WHAT TO PRODUCE ::
Write out the data again exactly, skipping every picture.

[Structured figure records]
— START —
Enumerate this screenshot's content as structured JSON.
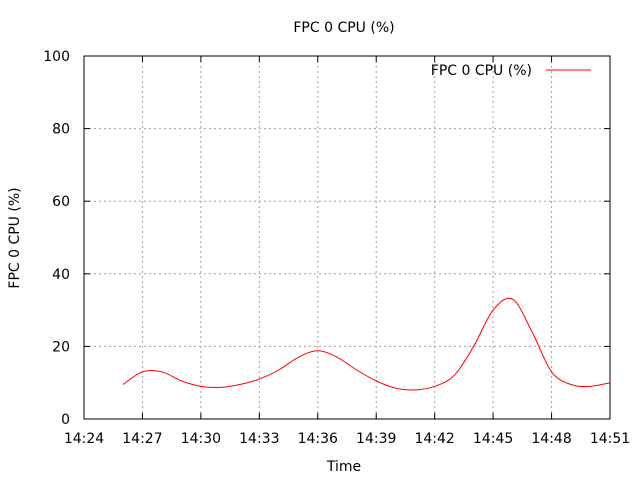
{
  "chart_data": {
    "type": "line",
    "title": "FPC 0 CPU (%)",
    "xlabel": "Time",
    "ylabel": "FPC 0 CPU (%)",
    "xlim": [
      "14:24",
      "14:51"
    ],
    "ylim": [
      0,
      100
    ],
    "x_ticks": [
      "14:24",
      "14:27",
      "14:30",
      "14:33",
      "14:36",
      "14:39",
      "14:42",
      "14:45",
      "14:48",
      "14:51"
    ],
    "y_ticks": [
      0,
      20,
      40,
      60,
      80,
      100
    ],
    "grid": true,
    "legend_position": "top-right",
    "series": [
      {
        "name": "FPC 0 CPU (%)",
        "color": "#ff0000",
        "x": [
          "14:26",
          "14:27",
          "14:28",
          "14:29",
          "14:30",
          "14:31",
          "14:32",
          "14:33",
          "14:34",
          "14:35",
          "14:36",
          "14:37",
          "14:38",
          "14:39",
          "14:40",
          "14:41",
          "14:42",
          "14:43",
          "14:44",
          "14:45",
          "14:46",
          "14:47",
          "14:48",
          "14:49",
          "14:50",
          "14:51"
        ],
        "values": [
          9.5,
          13,
          13,
          10.5,
          9,
          8.7,
          9.5,
          11,
          13.5,
          17,
          18.8,
          17,
          13.5,
          10.5,
          8.5,
          8,
          9,
          12,
          20,
          30,
          33,
          24,
          13,
          9.5,
          9,
          10
        ]
      }
    ]
  }
}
— END —
CORRECT RESPONSE ::
Enumerate this screenshot's content as structured JSON.
{
  "chart_data": {
    "type": "line",
    "title": "FPC 0 CPU (%)",
    "xlabel": "Time",
    "ylabel": "FPC 0 CPU (%)",
    "xlim": [
      "14:24",
      "14:51"
    ],
    "ylim": [
      0,
      100
    ],
    "x_ticks": [
      "14:24",
      "14:27",
      "14:30",
      "14:33",
      "14:36",
      "14:39",
      "14:42",
      "14:45",
      "14:48",
      "14:51"
    ],
    "y_ticks": [
      0,
      20,
      40,
      60,
      80,
      100
    ],
    "grid": true,
    "legend_position": "top-right",
    "series": [
      {
        "name": "FPC 0 CPU (%)",
        "color": "#ff0000",
        "x": [
          "14:26",
          "14:27",
          "14:28",
          "14:29",
          "14:30",
          "14:31",
          "14:32",
          "14:33",
          "14:34",
          "14:35",
          "14:36",
          "14:37",
          "14:38",
          "14:39",
          "14:40",
          "14:41",
          "14:42",
          "14:43",
          "14:44",
          "14:45",
          "14:46",
          "14:47",
          "14:48",
          "14:49",
          "14:50",
          "14:51"
        ],
        "values": [
          9.5,
          13,
          13,
          10.5,
          9,
          8.7,
          9.5,
          11,
          13.5,
          17,
          18.8,
          17,
          13.5,
          10.5,
          8.5,
          8,
          9,
          12,
          20,
          30,
          33,
          24,
          13,
          9.5,
          9,
          10
        ]
      }
    ]
  }
}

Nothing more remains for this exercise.